YOUR OBJECTIVE: In full and without alteration, give the listing again.
------ AVAILABLE DATA
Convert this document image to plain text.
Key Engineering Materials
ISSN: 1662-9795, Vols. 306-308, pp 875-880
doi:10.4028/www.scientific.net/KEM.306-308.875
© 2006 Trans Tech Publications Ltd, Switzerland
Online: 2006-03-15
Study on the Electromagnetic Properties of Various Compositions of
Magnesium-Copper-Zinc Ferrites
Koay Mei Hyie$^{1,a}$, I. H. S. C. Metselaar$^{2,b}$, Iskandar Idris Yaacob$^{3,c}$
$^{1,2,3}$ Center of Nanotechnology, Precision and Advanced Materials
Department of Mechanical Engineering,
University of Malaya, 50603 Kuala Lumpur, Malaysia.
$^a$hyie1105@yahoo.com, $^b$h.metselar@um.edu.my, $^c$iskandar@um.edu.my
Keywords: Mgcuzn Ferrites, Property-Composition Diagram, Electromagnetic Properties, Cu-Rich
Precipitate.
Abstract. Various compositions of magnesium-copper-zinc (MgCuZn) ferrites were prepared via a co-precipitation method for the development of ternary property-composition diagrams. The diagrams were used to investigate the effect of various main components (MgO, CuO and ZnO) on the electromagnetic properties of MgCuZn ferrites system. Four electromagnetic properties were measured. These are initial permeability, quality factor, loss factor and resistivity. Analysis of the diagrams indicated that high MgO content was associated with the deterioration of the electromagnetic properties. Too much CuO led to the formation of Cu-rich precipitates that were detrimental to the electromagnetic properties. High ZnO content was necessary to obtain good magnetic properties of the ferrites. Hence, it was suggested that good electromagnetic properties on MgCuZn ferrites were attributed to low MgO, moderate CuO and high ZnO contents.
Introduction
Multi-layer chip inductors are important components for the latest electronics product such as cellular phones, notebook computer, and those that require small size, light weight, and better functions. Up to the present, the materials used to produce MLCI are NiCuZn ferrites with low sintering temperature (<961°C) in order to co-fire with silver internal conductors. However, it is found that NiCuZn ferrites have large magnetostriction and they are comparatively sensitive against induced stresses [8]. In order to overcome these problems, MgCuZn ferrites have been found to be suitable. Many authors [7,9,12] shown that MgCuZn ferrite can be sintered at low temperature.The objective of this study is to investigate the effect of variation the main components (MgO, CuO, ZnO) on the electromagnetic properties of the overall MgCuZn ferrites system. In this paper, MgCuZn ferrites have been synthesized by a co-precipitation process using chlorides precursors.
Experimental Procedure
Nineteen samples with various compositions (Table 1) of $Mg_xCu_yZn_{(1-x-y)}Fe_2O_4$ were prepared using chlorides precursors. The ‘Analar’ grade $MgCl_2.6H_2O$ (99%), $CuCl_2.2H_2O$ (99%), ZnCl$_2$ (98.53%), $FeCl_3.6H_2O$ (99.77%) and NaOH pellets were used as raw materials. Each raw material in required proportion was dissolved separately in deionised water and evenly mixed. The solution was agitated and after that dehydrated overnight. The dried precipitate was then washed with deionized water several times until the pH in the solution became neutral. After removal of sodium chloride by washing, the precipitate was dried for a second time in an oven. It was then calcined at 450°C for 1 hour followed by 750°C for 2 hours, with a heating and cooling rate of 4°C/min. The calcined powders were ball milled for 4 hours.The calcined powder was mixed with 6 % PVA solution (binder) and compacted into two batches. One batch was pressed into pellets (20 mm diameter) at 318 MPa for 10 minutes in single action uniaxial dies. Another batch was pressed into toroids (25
------------
FINAL ANSWER:
Convert this document image to plain text.
Key Engineering Materials
ISSN: 1662-9795, Vols. 306-308, pp 875-880
doi:10.4028/www.scientific.net/KEM.306-308.875
© 2006 Trans Tech Publications Ltd, Switzerland
Online: 2006-03-15
Study on the Electromagnetic Properties of Various Compositions of
Magnesium-Copper-Zinc Ferrites
Koay Mei Hyie$^{1,a}$, I. H. S. C. Metselaar$^{2,b}$, Iskandar Idris Yaacob$^{3,c}$
$^{1,2,3}$ Center of Nanotechnology, Precision and Advanced Materials
Department of Mechanical Engineering,
University of Malaya, 50603 Kuala Lumpur, Malaysia.
$^a$hyie1105@yahoo.com, $^b$h.metselar@um.edu.my, $^c$iskandar@um.edu.my
Keywords: Mgcuzn Ferrites, Property-Composition Diagram, Electromagnetic Properties, Cu-Rich
Precipitate.
Abstract. Various compositions of magnesium-copper-zinc (MgCuZn) ferrites were prepared via a co-precipitation method for the development of ternary property-composition diagrams. The diagrams were used to investigate the effect of various main components (MgO, CuO and ZnO) on the electromagnetic properties of MgCuZn ferrites system. Four electromagnetic properties were measured. These are initial permeability, quality factor, loss factor and resistivity. Analysis of the diagrams indicated that high MgO content was associated with the deterioration of the electromagnetic properties. Too much CuO led to the formation of Cu-rich precipitates that were detrimental to the electromagnetic properties. High ZnO content was necessary to obtain good magnetic properties of the ferrites. Hence, it was suggested that good electromagnetic properties on MgCuZn ferrites were attributed to low MgO, moderate CuO and high ZnO contents.
Introduction
Multi-layer chip inductors are important components for the latest electronics product such as cellular phones, notebook computer, and those that require small size, light weight, and better functions. Up to the present, the materials used to produce MLCI are NiCuZn ferrites with low sintering temperature (<961°C) in order to co-fire with silver internal conductors. However, it is found that NiCuZn ferrites have large magnetostriction and they are comparatively sensitive against induced stresses [8]. In order to overcome these problems, MgCuZn ferrites have been found to be suitable. Many authors [7,9,12] shown that MgCuZn ferrite can be sintered at low temperature.The objective of this study is to investigate the effect of variation the main components (MgO, CuO, ZnO) on the electromagnetic properties of the overall MgCuZn ferrites system. In this paper, MgCuZn ferrites have been synthesized by a co-precipitation process using chlorides precursors.
Experimental Procedure
Nineteen samples with various compositions (Table 1) of $Mg_xCu_yZn_{(1-x-y)}Fe_2O_4$ were prepared using chlorides precursors. The ‘Analar’ grade $MgCl_2.6H_2O$ (99%), $CuCl_2.2H_2O$ (99%), ZnCl$_2$ (98.53%), $FeCl_3.6H_2O$ (99.77%) and NaOH pellets were used as raw materials. Each raw material in required proportion was dissolved separately in deionised water and evenly mixed. The solution was agitated and after that dehydrated overnight. The dried precipitate was then washed with deionized water several times until the pH in the solution became neutral. After removal of sodium chloride by washing, the precipitate was dried for a second time in an oven. It was then calcined at 450°C for 1 hour followed by 750°C for 2 hours, with a heating and cooling rate of 4°C/min. The calcined powders were ball milled for 4 hours.The calcined powder was mixed with 6 % PVA solution (binder) and compacted into two batches. One batch was pressed into pellets (20 mm diameter) at 318 MPa for 10 minutes in single action uniaxial dies. Another batch was pressed into toroids (25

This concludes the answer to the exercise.